Task instructions: Omit every picture and return the rest of the data unaltered.

Material to process:
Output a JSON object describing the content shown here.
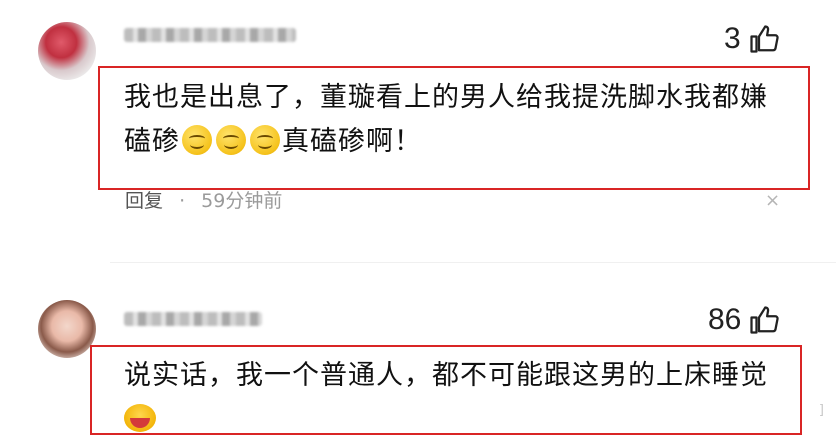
{
  "comments": [
    {
      "like_count": "3",
      "text_line1": "我也是出息了，董璇看上的男人给我提洗脚水我都嫌",
      "text_line2_prefix": "磕碜",
      "text_line2_suffix": "真磕碜啊！",
      "reply_label": "回复",
      "separator": "·",
      "time": "59分钟前",
      "close_glyph": "×"
    },
    {
      "like_count": "86",
      "text_line1": "说实话，我一个普通人，都不可能跟这男的上床睡觉"
    }
  ],
  "highlight_color": "#d92525",
  "watermark": "]"
}
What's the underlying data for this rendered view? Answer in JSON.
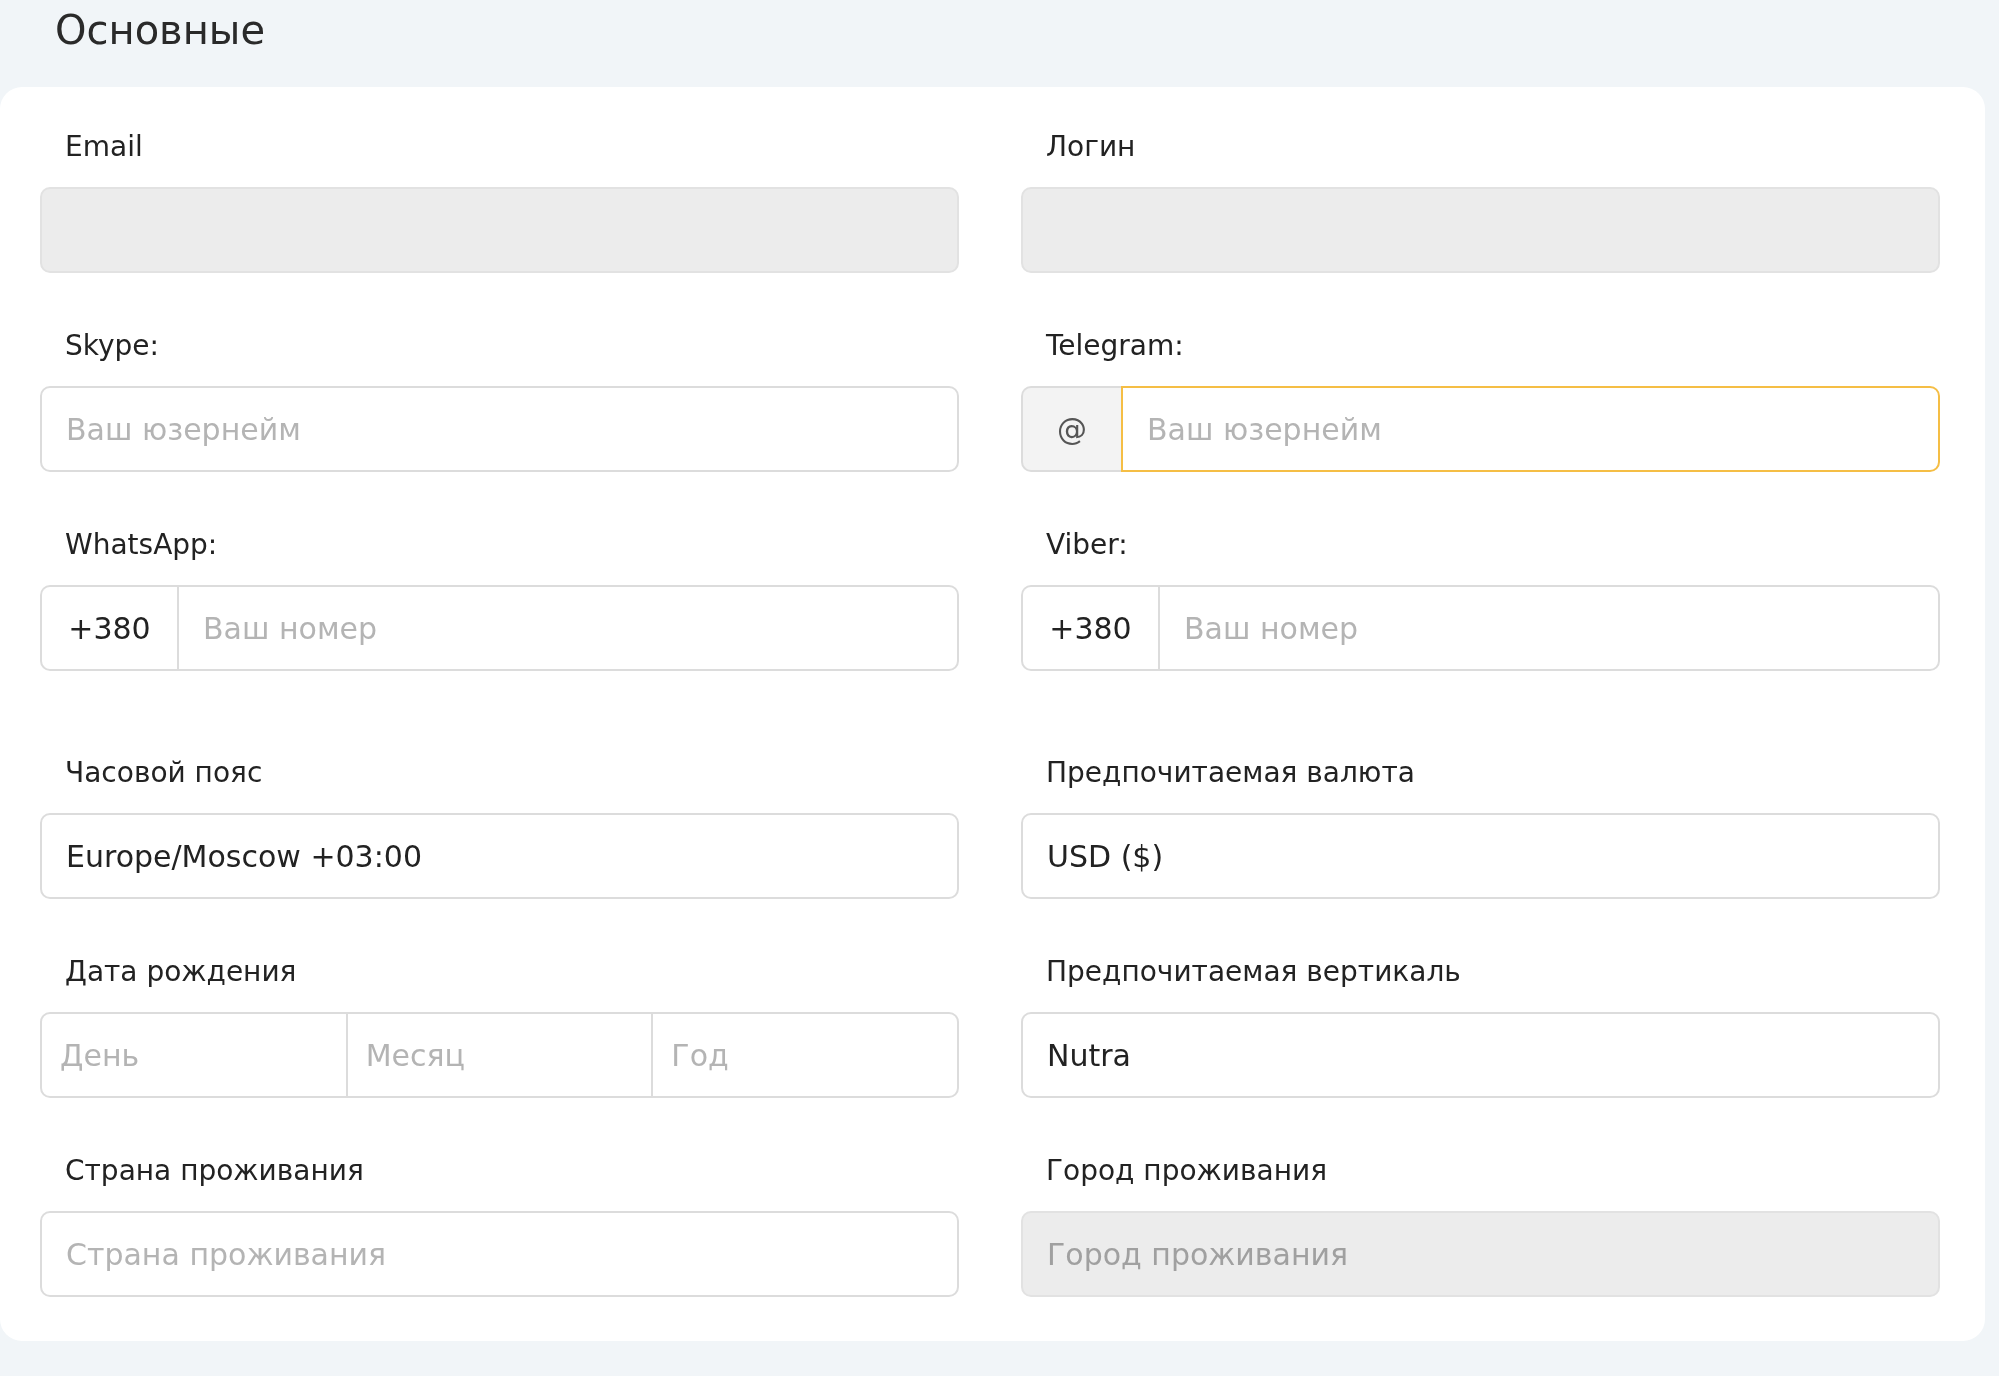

Result:
Output a JSON object describing the content shown here.
{
  "comments": [
    {
      "like_count": "3",
      "text_line1": "我也是出息了，董璇看上的男人给我提洗脚水我都嫌",
      "text_line2_prefix": "磕碜",
      "text_line2_suffix": "真磕碜啊！",
      "reply_label": "回复",
      "separator": "·",
      "time": "59分钟前",
      "close_glyph": "×"
    },
    {
      "like_count": "86",
      "text_line1": "说实话，我一个普通人，都不可能跟这男的上床睡觉"
    }
  ],
  "highlight_color": "#d92525",
  "watermark": "]"
}
What's the underlying data for this rendered view? Answer in JSON.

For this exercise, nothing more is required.